Your goal:
Reproduce the listing below line for line, leaving out the pictures.

Material shown:

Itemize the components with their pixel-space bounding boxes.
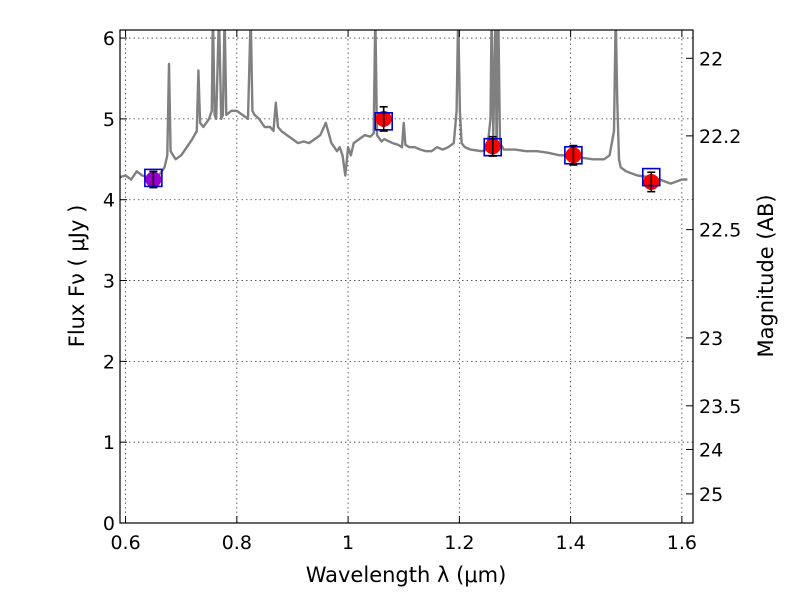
plot-area <box>120 30 688 193</box>
right-axis-title: Magnitude (AB) <box>754 194 778 357</box>
x-tick-label: 1 <box>342 532 354 554</box>
right-tick-label: 24 <box>699 439 723 461</box>
y-axis-title: Flux Fν ( μJy ) <box>65 205 89 348</box>
plot-frame <box>119 29 694 524</box>
x-tick-label: 1.2 <box>444 532 474 554</box>
photometry-markers <box>144 105 661 193</box>
y-tick-label: 5 <box>103 109 115 131</box>
right-tick-label: 25 <box>699 484 723 506</box>
y-tick-label: 1 <box>103 432 115 454</box>
y-tick-label: 2 <box>103 351 115 373</box>
x-tick-label: 0.8 <box>222 532 252 554</box>
right-tick-label: 22.2 <box>699 126 741 148</box>
y-tick-label: 4 <box>103 190 115 212</box>
x-tick-label: 1.6 <box>667 532 697 554</box>
right-tick-label: 22 <box>699 48 723 70</box>
grid-lines <box>120 30 693 524</box>
y-tick-label: 6 <box>103 28 115 50</box>
axis-ticks: 0.6 0.8 1 1.2 1.4 1.601234562222.222.52323.52… <box>103 28 741 554</box>
x-tick-label: 0.6 <box>110 532 140 554</box>
right-tick-label: 22.5 <box>699 220 741 242</box>
y-tick-label: 3 <box>103 271 115 293</box>
x-tick-label: 1.4 <box>556 532 586 554</box>
model-spectrum-line <box>120 30 688 185</box>
y-tick-label: 0 <box>103 513 115 535</box>
right-tick-label: 23 <box>699 328 723 350</box>
x-axis-title: Wavelength λ (μm) <box>306 563 507 587</box>
right-tick-label: 23.5 <box>699 396 741 418</box>
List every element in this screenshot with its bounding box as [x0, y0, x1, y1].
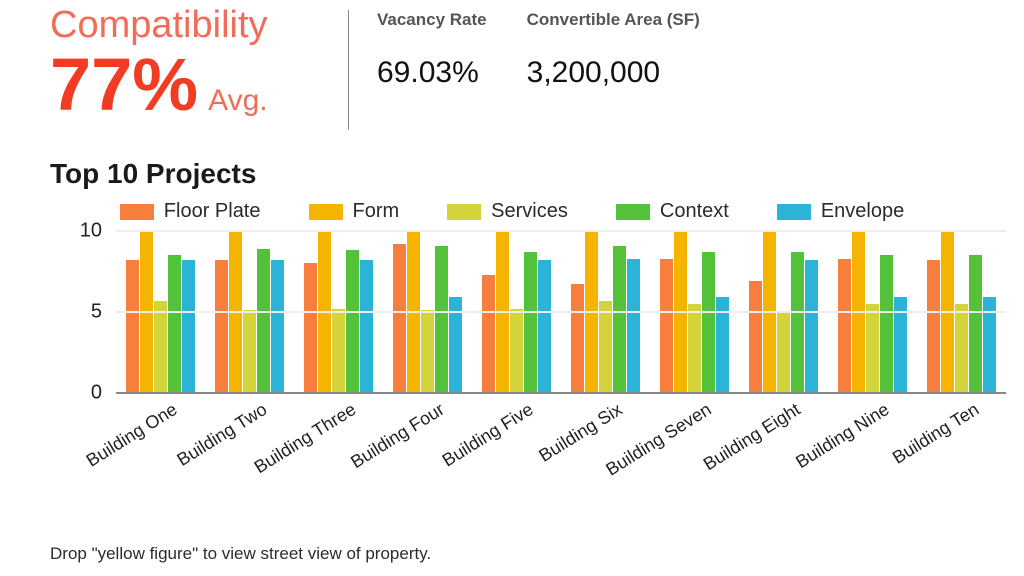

Response to this task:
Itemize the components with their pixel-space bounding boxes.
plot-area <box>120 30 688 193</box>
right-axis-title: Magnitude (AB) <box>754 194 778 357</box>
x-tick-label: 1 <box>342 532 354 554</box>
right-tick-label: 24 <box>699 439 723 461</box>
y-axis-title: Flux Fν ( μJy ) <box>65 205 89 348</box>
plot-frame <box>119 29 694 524</box>
x-tick-label: 1.2 <box>444 532 474 554</box>
photometry-markers <box>144 105 661 193</box>
y-tick-label: 5 <box>103 109 115 131</box>
right-tick-label: 25 <box>699 484 723 506</box>
y-tick-label: 1 <box>103 432 115 454</box>
y-tick-label: 2 <box>103 351 115 373</box>
x-tick-label: 0.8 <box>222 532 252 554</box>
right-tick-label: 22.2 <box>699 126 741 148</box>
y-tick-label: 4 <box>103 190 115 212</box>
x-tick-label: 1.6 <box>667 532 697 554</box>
right-tick-label: 22 <box>699 48 723 70</box>
grid-lines <box>120 30 693 524</box>
y-tick-label: 6 <box>103 28 115 50</box>
axis-ticks: 0.6 0.8 1 1.2 1.4 1.601234562222.222.52323.52… <box>103 28 741 554</box>
x-tick-label: 0.6 <box>110 532 140 554</box>
right-tick-label: 22.5 <box>699 220 741 242</box>
y-tick-label: 3 <box>103 271 115 293</box>
x-tick-label: 1.4 <box>556 532 586 554</box>
model-spectrum-line <box>120 30 688 185</box>
y-tick-label: 0 <box>103 513 115 535</box>
right-tick-label: 23 <box>699 328 723 350</box>
x-axis-title: Wavelength λ (μm) <box>306 563 507 587</box>
right-tick-label: 23.5 <box>699 396 741 418</box>
List every element in this screenshot with its bounding box as [x0, y0, x1, y1].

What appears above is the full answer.